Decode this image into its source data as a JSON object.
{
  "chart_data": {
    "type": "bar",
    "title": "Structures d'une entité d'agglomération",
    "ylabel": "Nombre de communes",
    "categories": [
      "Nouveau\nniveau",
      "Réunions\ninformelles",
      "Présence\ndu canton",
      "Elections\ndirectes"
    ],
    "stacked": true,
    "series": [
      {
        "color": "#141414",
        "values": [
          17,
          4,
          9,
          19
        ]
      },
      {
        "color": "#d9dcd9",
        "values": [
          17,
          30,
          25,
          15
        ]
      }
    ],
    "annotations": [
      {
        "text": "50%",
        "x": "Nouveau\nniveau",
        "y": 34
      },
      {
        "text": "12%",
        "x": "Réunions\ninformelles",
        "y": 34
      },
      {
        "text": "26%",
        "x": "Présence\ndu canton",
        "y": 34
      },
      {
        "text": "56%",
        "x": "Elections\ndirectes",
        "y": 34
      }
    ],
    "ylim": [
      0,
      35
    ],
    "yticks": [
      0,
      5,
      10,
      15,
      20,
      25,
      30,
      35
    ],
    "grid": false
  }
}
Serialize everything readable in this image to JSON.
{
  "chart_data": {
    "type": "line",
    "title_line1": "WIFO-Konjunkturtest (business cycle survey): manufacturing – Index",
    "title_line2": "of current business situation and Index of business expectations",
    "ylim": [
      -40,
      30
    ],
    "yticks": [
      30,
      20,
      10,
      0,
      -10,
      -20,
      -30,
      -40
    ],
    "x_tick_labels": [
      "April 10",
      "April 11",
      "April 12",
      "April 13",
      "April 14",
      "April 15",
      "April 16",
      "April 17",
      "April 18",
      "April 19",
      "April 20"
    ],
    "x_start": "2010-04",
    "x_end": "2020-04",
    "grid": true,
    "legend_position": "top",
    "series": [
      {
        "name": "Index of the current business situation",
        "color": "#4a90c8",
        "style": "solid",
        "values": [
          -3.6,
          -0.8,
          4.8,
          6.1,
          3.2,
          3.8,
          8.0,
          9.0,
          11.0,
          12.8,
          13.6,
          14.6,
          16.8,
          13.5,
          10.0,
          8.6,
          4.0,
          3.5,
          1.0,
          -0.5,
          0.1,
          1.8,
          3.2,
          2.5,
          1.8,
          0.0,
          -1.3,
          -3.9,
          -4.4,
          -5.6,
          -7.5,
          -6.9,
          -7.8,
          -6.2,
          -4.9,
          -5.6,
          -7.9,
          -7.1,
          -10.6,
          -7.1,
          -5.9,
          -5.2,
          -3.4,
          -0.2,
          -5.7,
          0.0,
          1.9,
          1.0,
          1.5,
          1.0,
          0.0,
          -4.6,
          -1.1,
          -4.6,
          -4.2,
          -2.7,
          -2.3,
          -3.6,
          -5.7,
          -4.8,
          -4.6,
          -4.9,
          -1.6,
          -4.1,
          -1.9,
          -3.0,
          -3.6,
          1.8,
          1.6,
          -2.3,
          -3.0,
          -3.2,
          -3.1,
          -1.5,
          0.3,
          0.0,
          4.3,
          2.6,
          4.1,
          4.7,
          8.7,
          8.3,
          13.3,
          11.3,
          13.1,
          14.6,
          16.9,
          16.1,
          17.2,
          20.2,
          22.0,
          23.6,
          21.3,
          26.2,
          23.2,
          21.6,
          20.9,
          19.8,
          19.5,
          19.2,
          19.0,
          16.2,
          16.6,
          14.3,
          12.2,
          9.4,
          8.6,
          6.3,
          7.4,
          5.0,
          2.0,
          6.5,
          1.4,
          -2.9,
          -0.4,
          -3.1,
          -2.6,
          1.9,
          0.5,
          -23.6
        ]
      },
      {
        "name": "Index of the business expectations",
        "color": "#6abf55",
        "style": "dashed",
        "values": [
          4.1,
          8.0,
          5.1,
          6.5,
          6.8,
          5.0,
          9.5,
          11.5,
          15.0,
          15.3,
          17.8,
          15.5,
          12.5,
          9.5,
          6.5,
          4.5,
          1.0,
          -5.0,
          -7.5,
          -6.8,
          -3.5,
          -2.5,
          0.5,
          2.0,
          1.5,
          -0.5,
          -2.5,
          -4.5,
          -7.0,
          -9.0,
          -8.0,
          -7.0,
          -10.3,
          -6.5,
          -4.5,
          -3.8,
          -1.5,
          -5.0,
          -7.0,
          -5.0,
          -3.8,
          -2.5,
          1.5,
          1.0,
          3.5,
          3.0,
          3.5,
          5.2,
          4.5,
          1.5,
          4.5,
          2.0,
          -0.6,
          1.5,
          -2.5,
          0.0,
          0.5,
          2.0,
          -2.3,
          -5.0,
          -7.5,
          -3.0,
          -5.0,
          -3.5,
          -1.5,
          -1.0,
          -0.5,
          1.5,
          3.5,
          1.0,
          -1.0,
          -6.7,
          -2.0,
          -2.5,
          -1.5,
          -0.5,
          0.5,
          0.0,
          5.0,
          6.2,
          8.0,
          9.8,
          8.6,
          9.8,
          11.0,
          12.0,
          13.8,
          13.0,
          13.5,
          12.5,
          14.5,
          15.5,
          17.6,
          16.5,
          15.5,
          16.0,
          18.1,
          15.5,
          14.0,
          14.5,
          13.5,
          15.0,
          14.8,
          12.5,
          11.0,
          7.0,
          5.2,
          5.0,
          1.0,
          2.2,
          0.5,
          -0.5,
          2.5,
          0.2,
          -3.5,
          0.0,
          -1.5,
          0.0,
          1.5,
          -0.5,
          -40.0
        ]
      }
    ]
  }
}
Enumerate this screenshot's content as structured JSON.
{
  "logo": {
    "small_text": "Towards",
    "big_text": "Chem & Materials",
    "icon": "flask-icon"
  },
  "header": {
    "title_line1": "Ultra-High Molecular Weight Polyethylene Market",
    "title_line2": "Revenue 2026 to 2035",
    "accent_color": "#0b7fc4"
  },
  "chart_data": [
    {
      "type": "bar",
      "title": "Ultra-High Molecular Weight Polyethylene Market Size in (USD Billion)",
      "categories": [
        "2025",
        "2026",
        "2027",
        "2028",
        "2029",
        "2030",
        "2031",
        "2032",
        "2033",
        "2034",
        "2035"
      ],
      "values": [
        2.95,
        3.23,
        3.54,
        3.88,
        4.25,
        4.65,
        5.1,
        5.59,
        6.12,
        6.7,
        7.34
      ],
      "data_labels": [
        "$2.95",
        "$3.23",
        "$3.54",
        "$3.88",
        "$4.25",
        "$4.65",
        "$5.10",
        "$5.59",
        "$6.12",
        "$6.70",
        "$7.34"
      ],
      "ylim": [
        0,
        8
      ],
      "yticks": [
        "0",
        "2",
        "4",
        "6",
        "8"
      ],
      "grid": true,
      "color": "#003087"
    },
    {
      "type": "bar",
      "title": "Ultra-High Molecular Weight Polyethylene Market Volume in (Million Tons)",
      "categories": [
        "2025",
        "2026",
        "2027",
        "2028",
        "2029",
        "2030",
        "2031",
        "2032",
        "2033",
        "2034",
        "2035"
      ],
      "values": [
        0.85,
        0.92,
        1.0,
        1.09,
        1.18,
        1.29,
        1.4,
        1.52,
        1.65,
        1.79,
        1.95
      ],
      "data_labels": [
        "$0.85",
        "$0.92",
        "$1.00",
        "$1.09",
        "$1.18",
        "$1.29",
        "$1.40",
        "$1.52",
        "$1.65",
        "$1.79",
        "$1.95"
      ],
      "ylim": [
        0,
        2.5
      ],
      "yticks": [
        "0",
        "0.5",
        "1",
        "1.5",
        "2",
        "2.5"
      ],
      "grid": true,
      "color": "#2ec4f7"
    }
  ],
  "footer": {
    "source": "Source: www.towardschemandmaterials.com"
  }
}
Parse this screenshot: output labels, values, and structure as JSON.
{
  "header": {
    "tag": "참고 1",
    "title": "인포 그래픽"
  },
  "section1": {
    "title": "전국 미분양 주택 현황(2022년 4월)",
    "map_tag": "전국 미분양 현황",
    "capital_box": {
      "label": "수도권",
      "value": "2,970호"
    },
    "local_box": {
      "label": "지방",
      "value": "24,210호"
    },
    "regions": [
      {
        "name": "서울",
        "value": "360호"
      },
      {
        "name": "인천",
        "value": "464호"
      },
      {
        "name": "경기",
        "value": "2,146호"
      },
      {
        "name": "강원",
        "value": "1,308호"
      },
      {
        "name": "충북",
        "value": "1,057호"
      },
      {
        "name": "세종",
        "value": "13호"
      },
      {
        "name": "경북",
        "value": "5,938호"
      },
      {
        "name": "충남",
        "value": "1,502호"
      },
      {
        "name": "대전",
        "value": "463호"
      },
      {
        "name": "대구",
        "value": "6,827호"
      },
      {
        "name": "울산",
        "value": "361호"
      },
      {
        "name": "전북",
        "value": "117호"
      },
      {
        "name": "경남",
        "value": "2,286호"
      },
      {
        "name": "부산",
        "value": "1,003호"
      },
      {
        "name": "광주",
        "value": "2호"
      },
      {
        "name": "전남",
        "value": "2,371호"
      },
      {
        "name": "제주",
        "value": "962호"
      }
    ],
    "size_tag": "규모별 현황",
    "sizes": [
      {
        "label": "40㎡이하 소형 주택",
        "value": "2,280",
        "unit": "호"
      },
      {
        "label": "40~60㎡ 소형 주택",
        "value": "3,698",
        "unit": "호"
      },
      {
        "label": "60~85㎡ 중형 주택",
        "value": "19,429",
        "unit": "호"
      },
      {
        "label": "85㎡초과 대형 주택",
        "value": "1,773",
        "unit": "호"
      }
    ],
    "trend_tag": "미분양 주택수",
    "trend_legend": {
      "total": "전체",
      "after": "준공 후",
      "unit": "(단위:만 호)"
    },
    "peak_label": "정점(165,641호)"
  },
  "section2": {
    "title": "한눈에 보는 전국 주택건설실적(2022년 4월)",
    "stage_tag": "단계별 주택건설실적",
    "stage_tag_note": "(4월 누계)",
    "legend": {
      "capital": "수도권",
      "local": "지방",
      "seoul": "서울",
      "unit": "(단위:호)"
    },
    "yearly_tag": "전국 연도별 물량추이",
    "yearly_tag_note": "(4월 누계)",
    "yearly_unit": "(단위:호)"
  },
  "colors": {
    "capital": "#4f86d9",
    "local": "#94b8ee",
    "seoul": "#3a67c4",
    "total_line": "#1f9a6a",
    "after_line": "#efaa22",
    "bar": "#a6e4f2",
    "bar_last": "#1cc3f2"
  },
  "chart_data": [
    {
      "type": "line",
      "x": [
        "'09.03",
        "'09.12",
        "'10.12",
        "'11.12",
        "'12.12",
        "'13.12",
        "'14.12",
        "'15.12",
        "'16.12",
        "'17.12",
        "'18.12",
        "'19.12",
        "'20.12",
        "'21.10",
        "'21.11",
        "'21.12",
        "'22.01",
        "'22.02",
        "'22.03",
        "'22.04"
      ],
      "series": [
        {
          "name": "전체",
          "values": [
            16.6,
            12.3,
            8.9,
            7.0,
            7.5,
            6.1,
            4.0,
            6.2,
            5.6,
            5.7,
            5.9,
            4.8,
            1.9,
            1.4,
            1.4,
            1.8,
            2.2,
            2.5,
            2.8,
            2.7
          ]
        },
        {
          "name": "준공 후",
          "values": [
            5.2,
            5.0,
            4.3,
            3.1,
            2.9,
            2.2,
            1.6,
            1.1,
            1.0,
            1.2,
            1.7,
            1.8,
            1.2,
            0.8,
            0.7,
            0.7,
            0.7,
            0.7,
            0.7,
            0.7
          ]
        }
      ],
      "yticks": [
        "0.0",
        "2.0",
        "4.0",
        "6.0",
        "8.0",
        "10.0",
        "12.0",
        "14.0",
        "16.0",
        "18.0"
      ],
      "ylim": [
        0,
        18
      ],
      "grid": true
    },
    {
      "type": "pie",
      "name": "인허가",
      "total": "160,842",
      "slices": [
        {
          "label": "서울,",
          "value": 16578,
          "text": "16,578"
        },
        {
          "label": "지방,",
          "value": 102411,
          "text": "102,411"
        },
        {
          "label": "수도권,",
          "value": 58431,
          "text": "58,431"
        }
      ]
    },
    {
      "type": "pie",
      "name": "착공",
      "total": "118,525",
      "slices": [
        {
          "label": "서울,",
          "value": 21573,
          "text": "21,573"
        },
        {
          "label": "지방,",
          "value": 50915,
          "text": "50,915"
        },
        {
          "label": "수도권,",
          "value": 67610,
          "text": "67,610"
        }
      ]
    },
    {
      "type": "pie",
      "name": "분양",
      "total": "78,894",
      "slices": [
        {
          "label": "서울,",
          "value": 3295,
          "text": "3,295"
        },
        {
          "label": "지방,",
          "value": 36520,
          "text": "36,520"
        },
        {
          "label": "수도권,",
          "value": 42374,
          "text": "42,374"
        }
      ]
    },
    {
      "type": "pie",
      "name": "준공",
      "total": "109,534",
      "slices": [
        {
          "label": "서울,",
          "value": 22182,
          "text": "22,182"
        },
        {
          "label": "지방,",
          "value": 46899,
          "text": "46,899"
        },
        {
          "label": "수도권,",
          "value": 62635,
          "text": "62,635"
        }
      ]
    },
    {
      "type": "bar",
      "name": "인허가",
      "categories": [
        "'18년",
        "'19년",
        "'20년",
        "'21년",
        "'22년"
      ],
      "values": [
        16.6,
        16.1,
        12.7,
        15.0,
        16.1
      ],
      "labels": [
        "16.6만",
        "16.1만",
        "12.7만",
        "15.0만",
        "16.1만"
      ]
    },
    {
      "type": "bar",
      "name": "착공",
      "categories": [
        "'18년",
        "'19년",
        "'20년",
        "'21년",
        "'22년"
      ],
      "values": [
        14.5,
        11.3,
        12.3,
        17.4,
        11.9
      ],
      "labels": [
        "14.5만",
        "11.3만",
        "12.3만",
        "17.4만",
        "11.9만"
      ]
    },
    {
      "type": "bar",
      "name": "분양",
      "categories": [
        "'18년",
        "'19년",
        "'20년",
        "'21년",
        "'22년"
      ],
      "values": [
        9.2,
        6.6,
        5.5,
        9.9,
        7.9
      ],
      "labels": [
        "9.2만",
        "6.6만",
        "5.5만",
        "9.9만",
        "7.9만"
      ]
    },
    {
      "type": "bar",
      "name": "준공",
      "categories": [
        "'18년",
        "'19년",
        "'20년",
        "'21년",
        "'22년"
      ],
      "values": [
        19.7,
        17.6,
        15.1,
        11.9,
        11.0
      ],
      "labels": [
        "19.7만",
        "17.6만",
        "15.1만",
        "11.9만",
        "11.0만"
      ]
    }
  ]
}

Stated exercise:
Lines containing the string "Index" are to be selected and copied.

Solution for this problem:
    "title_line1": "WIFO-Konjunkturtest (business cycle survey): manufacturing – Index",
    "title_line2": "of current business situation and Index of business expectations",
        "name": "Index of the current business situation",
        "name": "Index of the business expectations",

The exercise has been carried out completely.